Your goal
From the records below, copy every line that contains the word "data".
[begin Listing]
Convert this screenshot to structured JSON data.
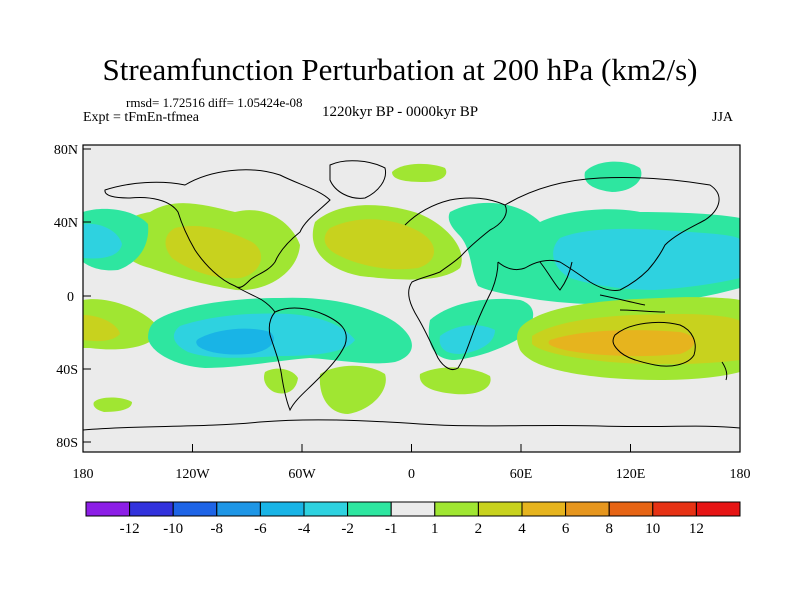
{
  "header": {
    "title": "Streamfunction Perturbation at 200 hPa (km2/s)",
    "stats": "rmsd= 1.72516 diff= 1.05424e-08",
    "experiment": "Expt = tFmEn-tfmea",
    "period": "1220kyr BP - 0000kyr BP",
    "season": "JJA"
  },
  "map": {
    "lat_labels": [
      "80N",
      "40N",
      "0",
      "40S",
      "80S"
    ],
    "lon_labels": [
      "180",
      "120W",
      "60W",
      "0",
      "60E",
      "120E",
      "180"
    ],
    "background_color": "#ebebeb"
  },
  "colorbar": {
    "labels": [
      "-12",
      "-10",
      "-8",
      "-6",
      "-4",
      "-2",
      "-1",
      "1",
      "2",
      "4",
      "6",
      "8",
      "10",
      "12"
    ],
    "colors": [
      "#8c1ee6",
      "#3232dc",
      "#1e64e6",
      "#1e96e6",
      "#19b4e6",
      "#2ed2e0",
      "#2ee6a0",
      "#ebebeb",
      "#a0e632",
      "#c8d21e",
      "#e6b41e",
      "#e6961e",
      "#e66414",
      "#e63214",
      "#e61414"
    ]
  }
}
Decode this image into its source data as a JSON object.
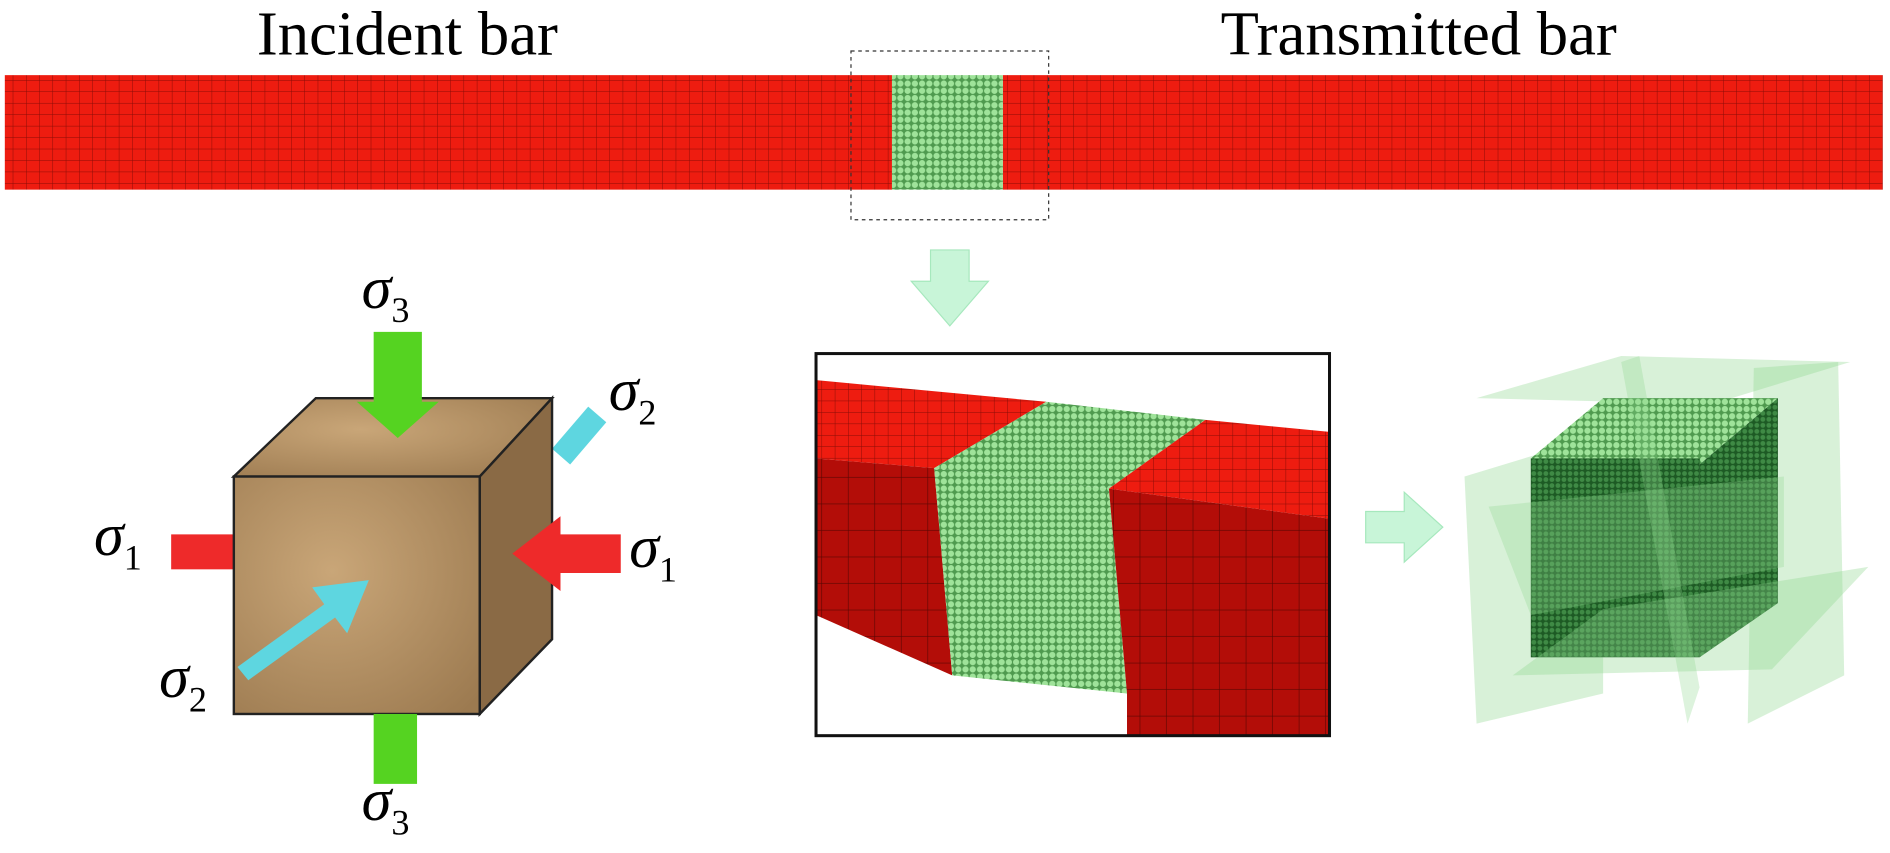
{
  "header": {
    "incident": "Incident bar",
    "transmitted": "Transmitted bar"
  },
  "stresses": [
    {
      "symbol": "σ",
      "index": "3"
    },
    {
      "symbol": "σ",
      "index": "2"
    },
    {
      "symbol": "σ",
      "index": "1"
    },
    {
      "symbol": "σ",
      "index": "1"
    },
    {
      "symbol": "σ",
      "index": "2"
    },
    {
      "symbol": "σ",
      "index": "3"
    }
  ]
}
[end Listing]
Completed exercise
Convert this screenshot to structured JSON data.
Decode this image into its source data as a JSON object.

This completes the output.